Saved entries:
-- start --

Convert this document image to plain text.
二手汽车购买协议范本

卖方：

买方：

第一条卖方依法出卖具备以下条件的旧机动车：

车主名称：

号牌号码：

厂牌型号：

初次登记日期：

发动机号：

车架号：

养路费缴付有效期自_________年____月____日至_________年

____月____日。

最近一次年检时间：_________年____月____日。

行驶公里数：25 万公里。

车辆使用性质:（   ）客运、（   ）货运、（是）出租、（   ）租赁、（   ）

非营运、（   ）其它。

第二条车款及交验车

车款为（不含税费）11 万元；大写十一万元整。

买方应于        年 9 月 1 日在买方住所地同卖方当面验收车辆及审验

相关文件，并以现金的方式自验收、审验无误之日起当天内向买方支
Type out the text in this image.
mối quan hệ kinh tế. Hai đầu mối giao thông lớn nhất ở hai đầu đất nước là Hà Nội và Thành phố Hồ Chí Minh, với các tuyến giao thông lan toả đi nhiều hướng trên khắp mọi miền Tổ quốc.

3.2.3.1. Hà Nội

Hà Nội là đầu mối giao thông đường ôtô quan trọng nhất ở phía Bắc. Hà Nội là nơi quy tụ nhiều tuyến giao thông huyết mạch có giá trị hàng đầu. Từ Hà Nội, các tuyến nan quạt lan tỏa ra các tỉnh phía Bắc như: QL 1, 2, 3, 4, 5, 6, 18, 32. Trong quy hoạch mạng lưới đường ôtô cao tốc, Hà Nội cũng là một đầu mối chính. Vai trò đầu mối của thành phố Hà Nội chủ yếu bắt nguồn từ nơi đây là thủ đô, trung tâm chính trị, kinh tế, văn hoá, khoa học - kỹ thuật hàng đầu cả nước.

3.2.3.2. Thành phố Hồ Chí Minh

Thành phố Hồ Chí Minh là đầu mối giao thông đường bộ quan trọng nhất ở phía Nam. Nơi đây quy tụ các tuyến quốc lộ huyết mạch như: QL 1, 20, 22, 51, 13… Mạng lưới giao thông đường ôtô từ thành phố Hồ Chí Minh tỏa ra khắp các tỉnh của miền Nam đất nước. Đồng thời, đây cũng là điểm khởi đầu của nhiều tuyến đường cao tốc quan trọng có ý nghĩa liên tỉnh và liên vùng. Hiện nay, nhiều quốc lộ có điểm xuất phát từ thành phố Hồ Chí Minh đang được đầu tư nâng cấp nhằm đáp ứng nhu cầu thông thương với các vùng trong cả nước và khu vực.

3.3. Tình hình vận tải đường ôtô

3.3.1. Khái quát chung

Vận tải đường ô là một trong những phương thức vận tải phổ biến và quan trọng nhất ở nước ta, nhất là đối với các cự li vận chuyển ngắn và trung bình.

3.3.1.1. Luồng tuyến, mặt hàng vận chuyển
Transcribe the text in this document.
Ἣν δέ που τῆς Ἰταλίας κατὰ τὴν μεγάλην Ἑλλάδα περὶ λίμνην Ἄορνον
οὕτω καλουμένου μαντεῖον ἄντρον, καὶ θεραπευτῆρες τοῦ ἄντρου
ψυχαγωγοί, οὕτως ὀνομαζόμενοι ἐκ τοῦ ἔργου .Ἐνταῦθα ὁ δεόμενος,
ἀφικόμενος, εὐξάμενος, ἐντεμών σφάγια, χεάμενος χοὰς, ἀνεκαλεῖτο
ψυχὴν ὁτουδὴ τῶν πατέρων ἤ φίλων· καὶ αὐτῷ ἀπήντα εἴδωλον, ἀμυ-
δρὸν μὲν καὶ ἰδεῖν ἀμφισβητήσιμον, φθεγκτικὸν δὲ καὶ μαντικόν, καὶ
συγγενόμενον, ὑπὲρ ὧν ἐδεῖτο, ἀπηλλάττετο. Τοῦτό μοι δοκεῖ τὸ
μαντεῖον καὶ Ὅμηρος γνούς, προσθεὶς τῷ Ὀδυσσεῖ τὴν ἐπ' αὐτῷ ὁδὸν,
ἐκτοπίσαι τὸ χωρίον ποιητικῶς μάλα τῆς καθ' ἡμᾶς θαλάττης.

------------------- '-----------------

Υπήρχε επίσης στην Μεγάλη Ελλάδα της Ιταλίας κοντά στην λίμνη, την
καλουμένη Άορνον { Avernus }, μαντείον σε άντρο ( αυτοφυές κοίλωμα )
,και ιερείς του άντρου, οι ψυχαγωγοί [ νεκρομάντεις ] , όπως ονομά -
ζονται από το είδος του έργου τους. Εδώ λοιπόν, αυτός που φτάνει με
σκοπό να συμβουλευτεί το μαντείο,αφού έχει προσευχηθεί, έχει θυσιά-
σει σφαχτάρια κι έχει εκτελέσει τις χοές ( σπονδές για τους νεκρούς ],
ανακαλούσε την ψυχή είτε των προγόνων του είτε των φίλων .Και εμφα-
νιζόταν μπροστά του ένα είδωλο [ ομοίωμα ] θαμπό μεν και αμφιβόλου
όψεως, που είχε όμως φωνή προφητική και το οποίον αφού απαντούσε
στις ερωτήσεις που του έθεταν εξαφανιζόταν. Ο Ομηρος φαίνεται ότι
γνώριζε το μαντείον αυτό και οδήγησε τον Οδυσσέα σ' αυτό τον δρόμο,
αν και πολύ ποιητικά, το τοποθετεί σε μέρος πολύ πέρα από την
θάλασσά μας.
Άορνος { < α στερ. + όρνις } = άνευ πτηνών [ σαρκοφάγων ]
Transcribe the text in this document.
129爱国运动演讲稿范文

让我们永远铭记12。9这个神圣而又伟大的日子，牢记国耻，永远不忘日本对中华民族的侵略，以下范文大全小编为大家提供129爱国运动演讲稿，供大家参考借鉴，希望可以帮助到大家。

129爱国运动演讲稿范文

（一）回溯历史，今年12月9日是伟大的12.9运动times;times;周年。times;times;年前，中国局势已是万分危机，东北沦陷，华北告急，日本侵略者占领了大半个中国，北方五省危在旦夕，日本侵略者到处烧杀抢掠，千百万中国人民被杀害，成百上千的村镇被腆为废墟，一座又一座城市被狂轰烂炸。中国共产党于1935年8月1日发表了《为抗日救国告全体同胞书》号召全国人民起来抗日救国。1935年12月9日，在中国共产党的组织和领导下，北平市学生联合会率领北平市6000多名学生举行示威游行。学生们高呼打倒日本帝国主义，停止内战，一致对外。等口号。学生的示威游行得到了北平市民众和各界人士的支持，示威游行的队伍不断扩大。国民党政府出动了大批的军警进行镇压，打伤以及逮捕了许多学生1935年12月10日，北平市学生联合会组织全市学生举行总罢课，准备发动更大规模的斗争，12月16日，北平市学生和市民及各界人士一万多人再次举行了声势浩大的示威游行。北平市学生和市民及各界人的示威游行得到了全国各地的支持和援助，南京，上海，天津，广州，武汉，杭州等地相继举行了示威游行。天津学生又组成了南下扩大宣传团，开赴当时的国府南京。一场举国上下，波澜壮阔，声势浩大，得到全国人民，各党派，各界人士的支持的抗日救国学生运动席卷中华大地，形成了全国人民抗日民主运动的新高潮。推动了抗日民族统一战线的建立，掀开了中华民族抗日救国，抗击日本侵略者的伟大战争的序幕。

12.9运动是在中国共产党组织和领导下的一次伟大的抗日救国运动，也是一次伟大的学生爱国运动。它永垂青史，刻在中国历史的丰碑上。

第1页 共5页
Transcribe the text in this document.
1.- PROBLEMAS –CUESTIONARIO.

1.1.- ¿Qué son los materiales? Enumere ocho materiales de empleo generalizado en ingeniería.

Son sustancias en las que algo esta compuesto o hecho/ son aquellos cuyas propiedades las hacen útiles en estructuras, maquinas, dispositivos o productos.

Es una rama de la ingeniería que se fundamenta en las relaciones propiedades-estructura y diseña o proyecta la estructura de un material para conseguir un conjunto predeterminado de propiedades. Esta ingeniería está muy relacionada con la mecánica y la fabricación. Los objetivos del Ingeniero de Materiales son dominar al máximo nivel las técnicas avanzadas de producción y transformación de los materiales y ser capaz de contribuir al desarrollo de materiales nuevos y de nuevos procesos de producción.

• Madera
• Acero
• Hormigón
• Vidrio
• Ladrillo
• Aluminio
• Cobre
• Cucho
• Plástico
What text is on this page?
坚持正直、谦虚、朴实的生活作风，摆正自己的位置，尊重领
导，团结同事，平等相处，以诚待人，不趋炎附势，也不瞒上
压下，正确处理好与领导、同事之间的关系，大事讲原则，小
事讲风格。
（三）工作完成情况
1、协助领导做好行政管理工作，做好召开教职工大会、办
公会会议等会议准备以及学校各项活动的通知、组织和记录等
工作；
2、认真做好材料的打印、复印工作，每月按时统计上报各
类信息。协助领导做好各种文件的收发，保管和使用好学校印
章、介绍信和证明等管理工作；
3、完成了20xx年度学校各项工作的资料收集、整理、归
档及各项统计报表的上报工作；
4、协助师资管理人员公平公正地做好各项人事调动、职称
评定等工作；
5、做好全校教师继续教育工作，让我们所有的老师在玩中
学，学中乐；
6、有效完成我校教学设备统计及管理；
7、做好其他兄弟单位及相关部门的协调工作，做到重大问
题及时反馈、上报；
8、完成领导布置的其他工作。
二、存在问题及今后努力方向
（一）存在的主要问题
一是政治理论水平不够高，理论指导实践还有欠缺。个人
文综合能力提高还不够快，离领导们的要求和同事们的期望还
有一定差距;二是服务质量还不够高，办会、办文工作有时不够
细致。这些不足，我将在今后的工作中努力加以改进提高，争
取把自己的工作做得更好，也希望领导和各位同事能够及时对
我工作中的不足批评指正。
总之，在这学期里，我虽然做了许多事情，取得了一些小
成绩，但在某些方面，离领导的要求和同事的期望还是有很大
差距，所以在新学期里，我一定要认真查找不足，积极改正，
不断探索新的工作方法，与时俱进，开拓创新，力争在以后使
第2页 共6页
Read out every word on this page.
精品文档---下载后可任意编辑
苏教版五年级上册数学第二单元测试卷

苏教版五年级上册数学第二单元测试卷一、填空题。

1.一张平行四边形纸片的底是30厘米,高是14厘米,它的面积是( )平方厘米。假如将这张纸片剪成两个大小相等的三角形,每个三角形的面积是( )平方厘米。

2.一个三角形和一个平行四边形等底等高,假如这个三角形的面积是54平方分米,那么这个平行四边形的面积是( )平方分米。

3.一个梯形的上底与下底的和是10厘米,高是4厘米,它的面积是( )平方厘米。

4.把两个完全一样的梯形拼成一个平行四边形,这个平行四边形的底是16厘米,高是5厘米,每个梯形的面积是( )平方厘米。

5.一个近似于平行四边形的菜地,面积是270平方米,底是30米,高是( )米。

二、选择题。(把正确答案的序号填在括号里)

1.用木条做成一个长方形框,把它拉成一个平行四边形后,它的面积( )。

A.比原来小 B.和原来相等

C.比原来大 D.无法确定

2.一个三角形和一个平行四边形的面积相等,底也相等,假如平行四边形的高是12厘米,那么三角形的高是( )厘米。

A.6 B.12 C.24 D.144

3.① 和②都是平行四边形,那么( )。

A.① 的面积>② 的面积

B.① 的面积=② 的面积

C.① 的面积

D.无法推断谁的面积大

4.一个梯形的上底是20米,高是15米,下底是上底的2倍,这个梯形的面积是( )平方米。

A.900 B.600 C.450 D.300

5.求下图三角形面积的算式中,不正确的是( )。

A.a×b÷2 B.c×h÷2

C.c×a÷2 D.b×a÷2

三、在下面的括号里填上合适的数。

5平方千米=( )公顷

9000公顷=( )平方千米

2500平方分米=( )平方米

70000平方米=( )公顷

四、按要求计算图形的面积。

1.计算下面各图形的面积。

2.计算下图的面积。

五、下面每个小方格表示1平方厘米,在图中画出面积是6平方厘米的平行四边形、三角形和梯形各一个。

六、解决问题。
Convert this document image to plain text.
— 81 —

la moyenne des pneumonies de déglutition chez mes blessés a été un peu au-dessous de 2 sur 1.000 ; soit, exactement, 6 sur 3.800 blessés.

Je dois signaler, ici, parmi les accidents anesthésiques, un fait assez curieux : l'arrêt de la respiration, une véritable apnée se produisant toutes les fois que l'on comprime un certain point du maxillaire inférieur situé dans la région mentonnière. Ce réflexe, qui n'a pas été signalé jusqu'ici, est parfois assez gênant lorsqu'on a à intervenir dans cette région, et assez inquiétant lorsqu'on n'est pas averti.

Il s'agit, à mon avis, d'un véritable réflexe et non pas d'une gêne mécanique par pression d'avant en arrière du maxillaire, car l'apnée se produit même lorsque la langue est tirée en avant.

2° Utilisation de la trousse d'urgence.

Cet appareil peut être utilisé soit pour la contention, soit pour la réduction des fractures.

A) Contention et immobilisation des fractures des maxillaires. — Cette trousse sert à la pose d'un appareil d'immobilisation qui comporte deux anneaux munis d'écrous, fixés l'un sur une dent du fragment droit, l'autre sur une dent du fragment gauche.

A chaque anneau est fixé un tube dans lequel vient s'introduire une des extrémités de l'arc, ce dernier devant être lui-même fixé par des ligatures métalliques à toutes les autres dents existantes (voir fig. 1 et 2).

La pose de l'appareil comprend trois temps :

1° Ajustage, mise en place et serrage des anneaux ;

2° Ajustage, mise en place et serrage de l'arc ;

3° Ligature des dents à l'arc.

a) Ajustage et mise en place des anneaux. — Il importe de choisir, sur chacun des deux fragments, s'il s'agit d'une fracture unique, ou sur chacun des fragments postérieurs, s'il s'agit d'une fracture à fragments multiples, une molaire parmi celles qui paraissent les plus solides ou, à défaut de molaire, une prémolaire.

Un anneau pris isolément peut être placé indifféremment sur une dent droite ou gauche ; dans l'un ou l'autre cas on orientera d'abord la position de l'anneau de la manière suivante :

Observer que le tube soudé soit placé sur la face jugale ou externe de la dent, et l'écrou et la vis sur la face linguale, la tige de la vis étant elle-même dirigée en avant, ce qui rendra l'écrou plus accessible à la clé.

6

-- end --

AIM OF THE TASK →
Of the lines in the records, determine how many contain the word "trousse", and report that number alone.

COMPLETED EXERCISE →
2